## What is asked
Produce an exact copy of all the records.

## Exercise inputs
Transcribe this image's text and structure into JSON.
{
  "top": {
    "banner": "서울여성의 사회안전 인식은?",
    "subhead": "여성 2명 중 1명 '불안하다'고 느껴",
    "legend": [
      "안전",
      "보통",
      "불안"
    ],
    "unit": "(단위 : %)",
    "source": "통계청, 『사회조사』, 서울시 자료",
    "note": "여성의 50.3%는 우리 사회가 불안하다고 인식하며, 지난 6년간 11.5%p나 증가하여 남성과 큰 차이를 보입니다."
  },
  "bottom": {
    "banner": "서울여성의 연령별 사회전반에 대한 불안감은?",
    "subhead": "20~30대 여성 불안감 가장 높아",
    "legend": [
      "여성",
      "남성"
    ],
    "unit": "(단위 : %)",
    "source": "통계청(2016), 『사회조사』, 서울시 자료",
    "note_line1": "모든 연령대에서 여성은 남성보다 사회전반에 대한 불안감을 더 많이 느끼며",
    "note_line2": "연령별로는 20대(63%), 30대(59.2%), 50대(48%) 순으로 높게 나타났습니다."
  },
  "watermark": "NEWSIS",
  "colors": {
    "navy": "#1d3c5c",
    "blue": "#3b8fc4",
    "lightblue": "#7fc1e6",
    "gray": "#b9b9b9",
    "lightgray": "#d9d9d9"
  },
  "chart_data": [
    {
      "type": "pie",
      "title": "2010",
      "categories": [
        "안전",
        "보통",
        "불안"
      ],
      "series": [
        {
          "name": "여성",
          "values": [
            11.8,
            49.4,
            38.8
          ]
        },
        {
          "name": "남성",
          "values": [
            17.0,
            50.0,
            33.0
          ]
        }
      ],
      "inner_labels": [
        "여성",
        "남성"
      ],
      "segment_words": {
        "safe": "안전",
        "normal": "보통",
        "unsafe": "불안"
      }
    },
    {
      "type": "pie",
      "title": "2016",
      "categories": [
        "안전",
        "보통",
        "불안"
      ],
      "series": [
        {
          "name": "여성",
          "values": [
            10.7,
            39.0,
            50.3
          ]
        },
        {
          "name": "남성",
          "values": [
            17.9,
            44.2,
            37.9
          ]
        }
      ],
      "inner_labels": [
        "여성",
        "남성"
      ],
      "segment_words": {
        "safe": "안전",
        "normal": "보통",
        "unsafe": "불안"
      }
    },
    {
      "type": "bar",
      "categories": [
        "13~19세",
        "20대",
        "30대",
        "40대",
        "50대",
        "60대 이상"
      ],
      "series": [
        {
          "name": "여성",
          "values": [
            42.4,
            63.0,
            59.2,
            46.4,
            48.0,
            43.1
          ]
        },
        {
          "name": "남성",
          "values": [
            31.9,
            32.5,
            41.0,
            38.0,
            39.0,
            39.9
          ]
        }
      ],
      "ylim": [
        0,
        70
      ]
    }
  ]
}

## Complete response
Transcribe this image's text and structure into JSON.
{
  "top": {
    "banner": "서울여성의 사회안전 인식은?",
    "subhead": "여성 2명 중 1명 '불안하다'고 느껴",
    "legend": [
      "안전",
      "보통",
      "불안"
    ],
    "unit": "(단위 : %)",
    "source": "통계청, 『사회조사』, 서울시 자료",
    "note": "여성의 50.3%는 우리 사회가 불안하다고 인식하며, 지난 6년간 11.5%p나 증가하여 남성과 큰 차이를 보입니다."
  },
  "bottom": {
    "banner": "서울여성의 연령별 사회전반에 대한 불안감은?",
    "subhead": "20~30대 여성 불안감 가장 높아",
    "legend": [
      "여성",
      "남성"
    ],
    "unit": "(단위 : %)",
    "source": "통계청(2016), 『사회조사』, 서울시 자료",
    "note_line1": "모든 연령대에서 여성은 남성보다 사회전반에 대한 불안감을 더 많이 느끼며",
    "note_line2": "연령별로는 20대(63%), 30대(59.2%), 50대(48%) 순으로 높게 나타났습니다."
  },
  "watermark": "NEWSIS",
  "colors": {
    "navy": "#1d3c5c",
    "blue": "#3b8fc4",
    "lightblue": "#7fc1e6",
    "gray": "#b9b9b9",
    "lightgray": "#d9d9d9"
  },
  "chart_data": [
    {
      "type": "pie",
      "title": "2010",
      "categories": [
        "안전",
        "보통",
        "불안"
      ],
      "series": [
        {
          "name": "여성",
          "values": [
            11.8,
            49.4,
            38.8
          ]
        },
        {
          "name": "남성",
          "values": [
            17.0,
            50.0,
            33.0
          ]
        }
      ],
      "inner_labels": [
        "여성",
        "남성"
      ],
      "segment_words": {
        "safe": "안전",
        "normal": "보통",
        "unsafe": "불안"
      }
    },
    {
      "type": "pie",
      "title": "2016",
      "categories": [
        "안전",
        "보통",
        "불안"
      ],
      "series": [
        {
          "name": "여성",
          "values": [
            10.7,
            39.0,
            50.3
          ]
        },
        {
          "name": "남성",
          "values": [
            17.9,
            44.2,
            37.9
          ]
        }
      ],
      "inner_labels": [
        "여성",
        "남성"
      ],
      "segment_words": {
        "safe": "안전",
        "normal": "보통",
        "unsafe": "불안"
      }
    },
    {
      "type": "bar",
      "categories": [
        "13~19세",
        "20대",
        "30대",
        "40대",
        "50대",
        "60대 이상"
      ],
      "series": [
        {
          "name": "여성",
          "values": [
            42.4,
            63.0,
            59.2,
            46.4,
            48.0,
            43.1
          ]
        },
        {
          "name": "남성",
          "values": [
            31.9,
            32.5,
            41.0,
            38.0,
            39.0,
            39.9
          ]
        }
      ],
      "ylim": [
        0,
        70
      ]
    }
  ]
}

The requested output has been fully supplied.